| DESCRIPTION OF THE TASK |
Find the lines holding the string "Report" in the data, then copy all of them.

| DATASET EXTRACT |
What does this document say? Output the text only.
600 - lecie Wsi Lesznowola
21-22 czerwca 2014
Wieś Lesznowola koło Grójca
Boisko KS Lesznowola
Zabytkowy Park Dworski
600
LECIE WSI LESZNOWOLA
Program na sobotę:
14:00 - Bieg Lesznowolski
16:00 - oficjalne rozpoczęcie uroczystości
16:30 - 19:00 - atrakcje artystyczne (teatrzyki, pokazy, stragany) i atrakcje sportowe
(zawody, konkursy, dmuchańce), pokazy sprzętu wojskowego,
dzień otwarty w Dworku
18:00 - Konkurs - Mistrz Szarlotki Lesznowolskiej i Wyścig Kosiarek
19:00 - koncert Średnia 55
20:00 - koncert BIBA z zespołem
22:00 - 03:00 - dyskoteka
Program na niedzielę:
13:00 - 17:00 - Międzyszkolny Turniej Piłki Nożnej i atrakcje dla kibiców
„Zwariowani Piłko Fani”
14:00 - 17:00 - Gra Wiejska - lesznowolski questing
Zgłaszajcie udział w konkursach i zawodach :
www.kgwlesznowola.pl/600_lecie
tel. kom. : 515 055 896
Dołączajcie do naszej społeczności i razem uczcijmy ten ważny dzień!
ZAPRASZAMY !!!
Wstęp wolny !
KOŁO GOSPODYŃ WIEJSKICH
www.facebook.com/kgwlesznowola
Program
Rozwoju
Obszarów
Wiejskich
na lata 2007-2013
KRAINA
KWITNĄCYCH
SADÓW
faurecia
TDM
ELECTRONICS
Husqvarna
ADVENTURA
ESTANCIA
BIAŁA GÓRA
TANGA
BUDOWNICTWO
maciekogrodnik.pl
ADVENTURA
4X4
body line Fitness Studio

...

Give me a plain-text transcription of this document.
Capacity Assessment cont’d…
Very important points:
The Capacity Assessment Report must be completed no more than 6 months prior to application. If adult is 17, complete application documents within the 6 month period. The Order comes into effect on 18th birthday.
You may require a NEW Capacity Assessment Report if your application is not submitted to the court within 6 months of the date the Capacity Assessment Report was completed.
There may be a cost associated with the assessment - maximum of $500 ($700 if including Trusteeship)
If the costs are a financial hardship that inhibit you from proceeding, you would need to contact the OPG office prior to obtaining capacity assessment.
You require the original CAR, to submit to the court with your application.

| RESPONSE TO THIS EXERCISE |
The Capacity Assessment Report must be completed no more than 6 months prior to application. If adult is 17, complete application documents within the 6 month period. The Order comes into effect on 18th birthday.
You may require a NEW Capacity Assessment Report if your application is not submitted to the court within 6 months of the date the Capacity Assessment Report was completed.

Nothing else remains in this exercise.